REQUIREMENTS:
Write out each line word for word. Drop pictures.

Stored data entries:
= = = = = = =

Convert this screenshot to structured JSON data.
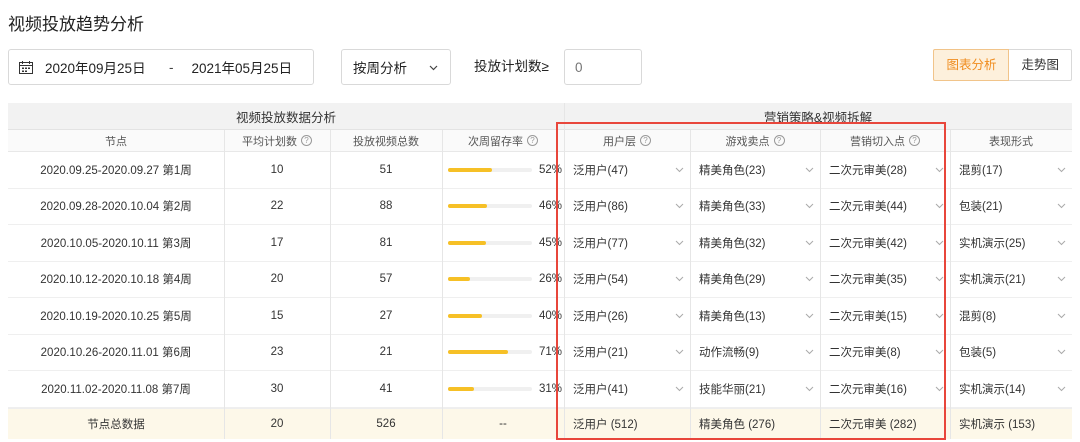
{
  "page": {
    "title": "视频投放趋势分析"
  },
  "toolbar": {
    "date_start": "2020年09月25日",
    "date_sep": "-",
    "date_end": "2021年05月25日",
    "period": "按周分析",
    "count_label": "投放计划数≥",
    "count_placeholder": "0",
    "view_chart": "图表分析",
    "view_trend": "走势图",
    "icons": {
      "calendar": "calendar-icon",
      "chevron": "chevron-down-icon"
    }
  },
  "colors": {
    "accent": "#f08c1e",
    "bar": "#f6c026",
    "highlight": "#e8463b",
    "total_bg": "#fdf8e9"
  },
  "table": {
    "groups": {
      "left": "视频投放数据分析",
      "right": "营销策略&视频拆解"
    },
    "columns": [
      "节点",
      "平均计划数",
      "投放视频总数",
      "次周留存率",
      "用户层",
      "游戏卖点",
      "营销切入点",
      "表现形式"
    ],
    "rows": [
      {
        "node": "2020.09.25-2020.09.27 第1周",
        "avg": "10",
        "videos": "51",
        "retention_pct": 52,
        "retention": "52%",
        "user": "泛用户(47)",
        "selling": "精美角色(23)",
        "entry": "二次元审美(28)",
        "form": "混剪(17)"
      },
      {
        "node": "2020.09.28-2020.10.04 第2周",
        "avg": "22",
        "videos": "88",
        "retention_pct": 46,
        "retention": "46%",
        "user": "泛用户(86)",
        "selling": "精美角色(33)",
        "entry": "二次元审美(44)",
        "form": "包装(21)"
      },
      {
        "node": "2020.10.05-2020.10.11 第3周",
        "avg": "17",
        "videos": "81",
        "retention_pct": 45,
        "retention": "45%",
        "user": "泛用户(77)",
        "selling": "精美角色(32)",
        "entry": "二次元审美(42)",
        "form": "实机演示(25)"
      },
      {
        "node": "2020.10.12-2020.10.18 第4周",
        "avg": "20",
        "videos": "57",
        "retention_pct": 26,
        "retention": "26%",
        "user": "泛用户(54)",
        "selling": "精美角色(29)",
        "entry": "二次元审美(35)",
        "form": "实机演示(21)"
      },
      {
        "node": "2020.10.19-2020.10.25 第5周",
        "avg": "15",
        "videos": "27",
        "retention_pct": 40,
        "retention": "40%",
        "user": "泛用户(26)",
        "selling": "精美角色(13)",
        "entry": "二次元审美(15)",
        "form": "混剪(8)"
      },
      {
        "node": "2020.10.26-2020.11.01 第6周",
        "avg": "23",
        "videos": "21",
        "retention_pct": 71,
        "retention": "71%",
        "user": "泛用户(21)",
        "selling": "动作流畅(9)",
        "entry": "二次元审美(8)",
        "form": "包装(5)"
      },
      {
        "node": "2020.11.02-2020.11.08 第7周",
        "avg": "30",
        "videos": "41",
        "retention_pct": 31,
        "retention": "31%",
        "user": "泛用户(41)",
        "selling": "技能华丽(21)",
        "entry": "二次元审美(16)",
        "form": "实机演示(14)"
      }
    ],
    "total": {
      "node": "节点总数据",
      "avg": "20",
      "videos": "526",
      "retention": "--",
      "user": "泛用户 (512)",
      "selling": "精美角色 (276)",
      "entry": "二次元审美 (282)",
      "form": "实机演示 (153)"
    }
  }
}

= = = = = = =

EXERCISE OUTPUT:
Convert this screenshot to structured JSON data.
{
  "page": {
    "title": "视频投放趋势分析"
  },
  "toolbar": {
    "date_start": "2020年09月25日",
    "date_sep": "-",
    "date_end": "2021年05月25日",
    "period": "按周分析",
    "count_label": "投放计划数≥",
    "count_placeholder": "0",
    "view_chart": "图表分析",
    "view_trend": "走势图",
    "icons": {
      "calendar": "calendar-icon",
      "chevron": "chevron-down-icon"
    }
  },
  "colors": {
    "accent": "#f08c1e",
    "bar": "#f6c026",
    "highlight": "#e8463b",
    "total_bg": "#fdf8e9"
  },
  "table": {
    "groups": {
      "left": "视频投放数据分析",
      "right": "营销策略&视频拆解"
    },
    "columns": [
      "节点",
      "平均计划数",
      "投放视频总数",
      "次周留存率",
      "用户层",
      "游戏卖点",
      "营销切入点",
      "表现形式"
    ],
    "rows": [
      {
        "node": "2020.09.25-2020.09.27 第1周",
        "avg": "10",
        "videos": "51",
        "retention_pct": 52,
        "retention": "52%",
        "user": "泛用户(47)",
        "selling": "精美角色(23)",
        "entry": "二次元审美(28)",
        "form": "混剪(17)"
      },
      {
        "node": "2020.09.28-2020.10.04 第2周",
        "avg": "22",
        "videos": "88",
        "retention_pct": 46,
        "retention": "46%",
        "user": "泛用户(86)",
        "selling": "精美角色(33)",
        "entry": "二次元审美(44)",
        "form": "包装(21)"
      },
      {
        "node": "2020.10.05-2020.10.11 第3周",
        "avg": "17",
        "videos": "81",
        "retention_pct": 45,
        "retention": "45%",
        "user": "泛用户(77)",
        "selling": "精美角色(32)",
        "entry": "二次元审美(42)",
        "form": "实机演示(25)"
      },
      {
        "node": "2020.10.12-2020.10.18 第4周",
        "avg": "20",
        "videos": "57",
        "retention_pct": 26,
        "retention": "26%",
        "user": "泛用户(54)",
        "selling": "精美角色(29)",
        "entry": "二次元审美(35)",
        "form": "实机演示(21)"
      },
      {
        "node": "2020.10.19-2020.10.25 第5周",
        "avg": "15",
        "videos": "27",
        "retention_pct": 40,
        "retention": "40%",
        "user": "泛用户(26)",
        "selling": "精美角色(13)",
        "entry": "二次元审美(15)",
        "form": "混剪(8)"
      },
      {
        "node": "2020.10.26-2020.11.01 第6周",
        "avg": "23",
        "videos": "21",
        "retention_pct": 71,
        "retention": "71%",
        "user": "泛用户(21)",
        "selling": "动作流畅(9)",
        "entry": "二次元审美(8)",
        "form": "包装(5)"
      },
      {
        "node": "2020.11.02-2020.11.08 第7周",
        "avg": "30",
        "videos": "41",
        "retention_pct": 31,
        "retention": "31%",
        "user": "泛用户(41)",
        "selling": "技能华丽(21)",
        "entry": "二次元审美(16)",
        "form": "实机演示(14)"
      }
    ],
    "total": {
      "node": "节点总数据",
      "avg": "20",
      "videos": "526",
      "retention": "--",
      "user": "泛用户 (512)",
      "selling": "精美角色 (276)",
      "entry": "二次元审美 (282)",
      "form": "实机演示 (153)"
    }
  }
}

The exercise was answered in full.